Stored data entries
========================================================================
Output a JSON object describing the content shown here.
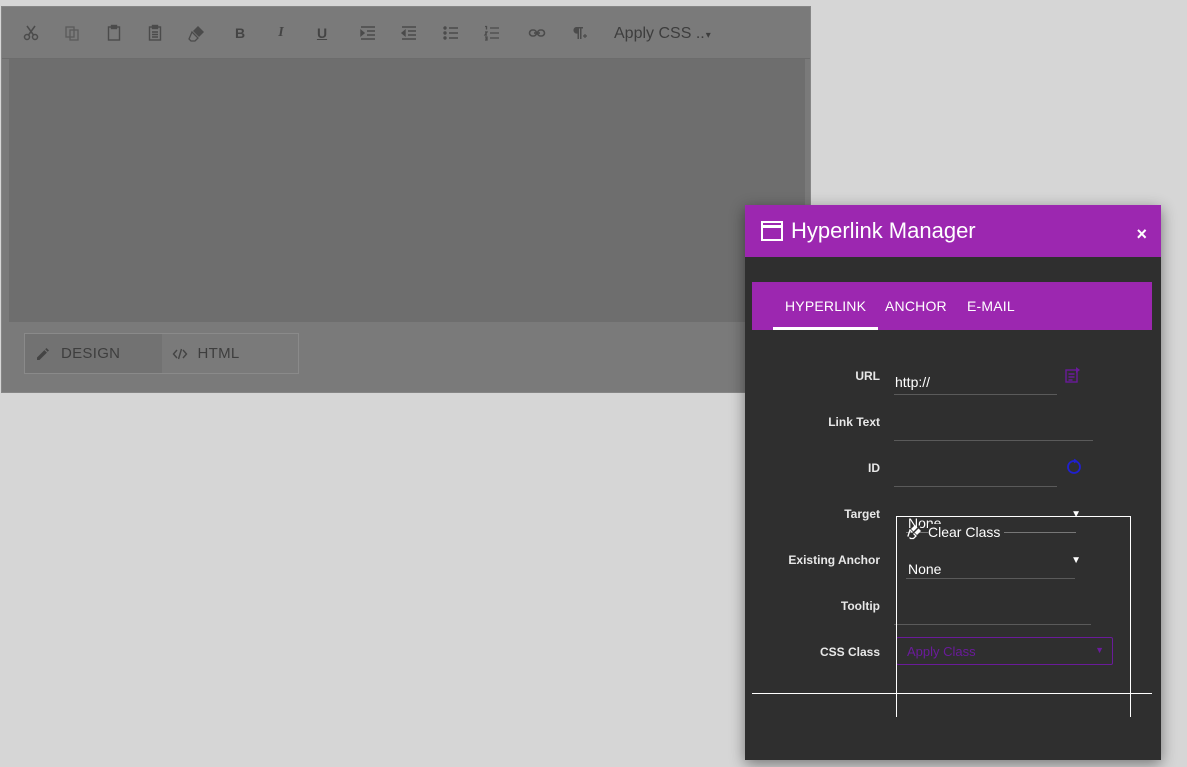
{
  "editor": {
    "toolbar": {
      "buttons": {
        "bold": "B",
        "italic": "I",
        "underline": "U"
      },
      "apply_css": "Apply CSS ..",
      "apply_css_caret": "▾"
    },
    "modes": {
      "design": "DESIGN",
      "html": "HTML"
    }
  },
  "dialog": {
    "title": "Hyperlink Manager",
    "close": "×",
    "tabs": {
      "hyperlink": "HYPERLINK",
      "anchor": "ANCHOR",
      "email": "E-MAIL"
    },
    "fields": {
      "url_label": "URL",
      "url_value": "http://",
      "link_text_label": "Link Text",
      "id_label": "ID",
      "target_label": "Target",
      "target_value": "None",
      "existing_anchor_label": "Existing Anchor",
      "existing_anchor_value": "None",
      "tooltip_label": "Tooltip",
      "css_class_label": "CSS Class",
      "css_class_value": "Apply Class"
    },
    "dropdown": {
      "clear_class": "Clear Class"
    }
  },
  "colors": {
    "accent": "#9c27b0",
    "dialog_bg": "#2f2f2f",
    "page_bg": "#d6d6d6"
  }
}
========================================================================
Written instruction — Your task is to repeat the material above exactly, without its pictures.

Answer to the problem —
Output a JSON object describing the content shown here.
{
  "editor": {
    "toolbar": {
      "buttons": {
        "bold": "B",
        "italic": "I",
        "underline": "U"
      },
      "apply_css": "Apply CSS ..",
      "apply_css_caret": "▾"
    },
    "modes": {
      "design": "DESIGN",
      "html": "HTML"
    }
  },
  "dialog": {
    "title": "Hyperlink Manager",
    "close": "×",
    "tabs": {
      "hyperlink": "HYPERLINK",
      "anchor": "ANCHOR",
      "email": "E-MAIL"
    },
    "fields": {
      "url_label": "URL",
      "url_value": "http://",
      "link_text_label": "Link Text",
      "id_label": "ID",
      "target_label": "Target",
      "target_value": "None",
      "existing_anchor_label": "Existing Anchor",
      "existing_anchor_value": "None",
      "tooltip_label": "Tooltip",
      "css_class_label": "CSS Class",
      "css_class_value": "Apply Class"
    },
    "dropdown": {
      "clear_class": "Clear Class"
    }
  },
  "colors": {
    "accent": "#9c27b0",
    "dialog_bg": "#2f2f2f",
    "page_bg": "#d6d6d6"
  }
}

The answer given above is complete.